▼
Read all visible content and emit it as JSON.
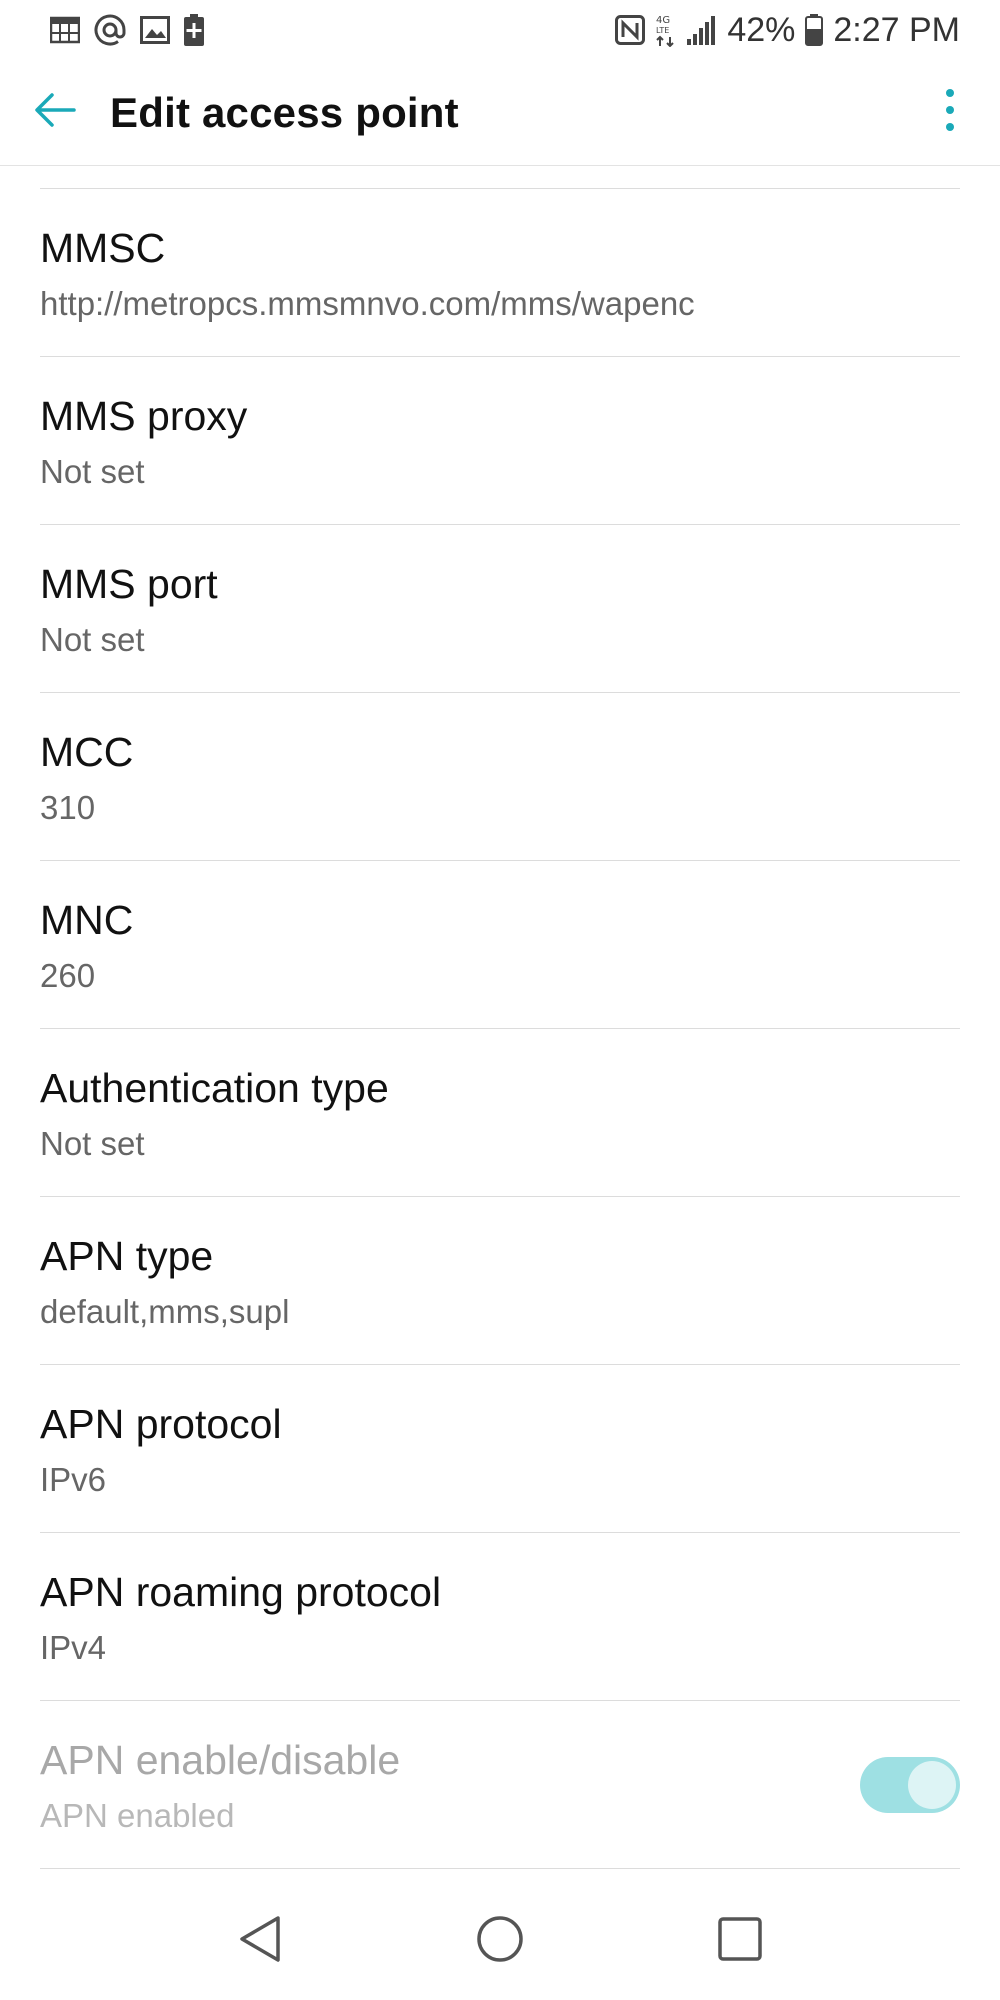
{
  "status_bar": {
    "left_icons": [
      "calendar-icon",
      "at-sign-icon",
      "image-icon",
      "battery-saver-icon"
    ],
    "right_icons": [
      "nfc-icon",
      "lte-data-icon",
      "signal-icon"
    ],
    "battery_percent": "42%",
    "time": "2:27 PM"
  },
  "app_bar": {
    "title": "Edit access point",
    "back_icon": "arrow-back-icon",
    "overflow_icon": "more-vert-icon"
  },
  "items": [
    {
      "title": "MMSC",
      "summary": "http://metropcs.mmsmnvo.com/mms/wapenc"
    },
    {
      "title": "MMS proxy",
      "summary": "Not set"
    },
    {
      "title": "MMS port",
      "summary": "Not set"
    },
    {
      "title": "MCC",
      "summary": "310"
    },
    {
      "title": "MNC",
      "summary": "260"
    },
    {
      "title": "Authentication type",
      "summary": "Not set"
    },
    {
      "title": "APN type",
      "summary": "default,mms,supl"
    },
    {
      "title": "APN protocol",
      "summary": "IPv6"
    },
    {
      "title": "APN roaming protocol",
      "summary": "IPv4"
    },
    {
      "title": "APN enable/disable",
      "summary": "APN enabled",
      "toggle_on": true
    }
  ],
  "colors": {
    "accent": "#1aa9b8",
    "toggle_track": "#9ee0e3",
    "toggle_knob": "#ddf4f5"
  },
  "nav_bar": {
    "icons": [
      "nav-back-icon",
      "nav-home-icon",
      "nav-recents-icon"
    ]
  }
}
▲
◆ Requirement: Reproduce every record above exactly, but leave out the pictures.

◆ Worked solution:
Read all visible content and emit it as JSON.
{
  "status_bar": {
    "left_icons": [
      "calendar-icon",
      "at-sign-icon",
      "image-icon",
      "battery-saver-icon"
    ],
    "right_icons": [
      "nfc-icon",
      "lte-data-icon",
      "signal-icon"
    ],
    "battery_percent": "42%",
    "time": "2:27 PM"
  },
  "app_bar": {
    "title": "Edit access point",
    "back_icon": "arrow-back-icon",
    "overflow_icon": "more-vert-icon"
  },
  "items": [
    {
      "title": "MMSC",
      "summary": "http://metropcs.mmsmnvo.com/mms/wapenc"
    },
    {
      "title": "MMS proxy",
      "summary": "Not set"
    },
    {
      "title": "MMS port",
      "summary": "Not set"
    },
    {
      "title": "MCC",
      "summary": "310"
    },
    {
      "title": "MNC",
      "summary": "260"
    },
    {
      "title": "Authentication type",
      "summary": "Not set"
    },
    {
      "title": "APN type",
      "summary": "default,mms,supl"
    },
    {
      "title": "APN protocol",
      "summary": "IPv6"
    },
    {
      "title": "APN roaming protocol",
      "summary": "IPv4"
    },
    {
      "title": "APN enable/disable",
      "summary": "APN enabled",
      "toggle_on": true
    }
  ],
  "colors": {
    "accent": "#1aa9b8",
    "toggle_track": "#9ee0e3",
    "toggle_knob": "#ddf4f5"
  },
  "nav_bar": {
    "icons": [
      "nav-back-icon",
      "nav-home-icon",
      "nav-recents-icon"
    ]
  }
}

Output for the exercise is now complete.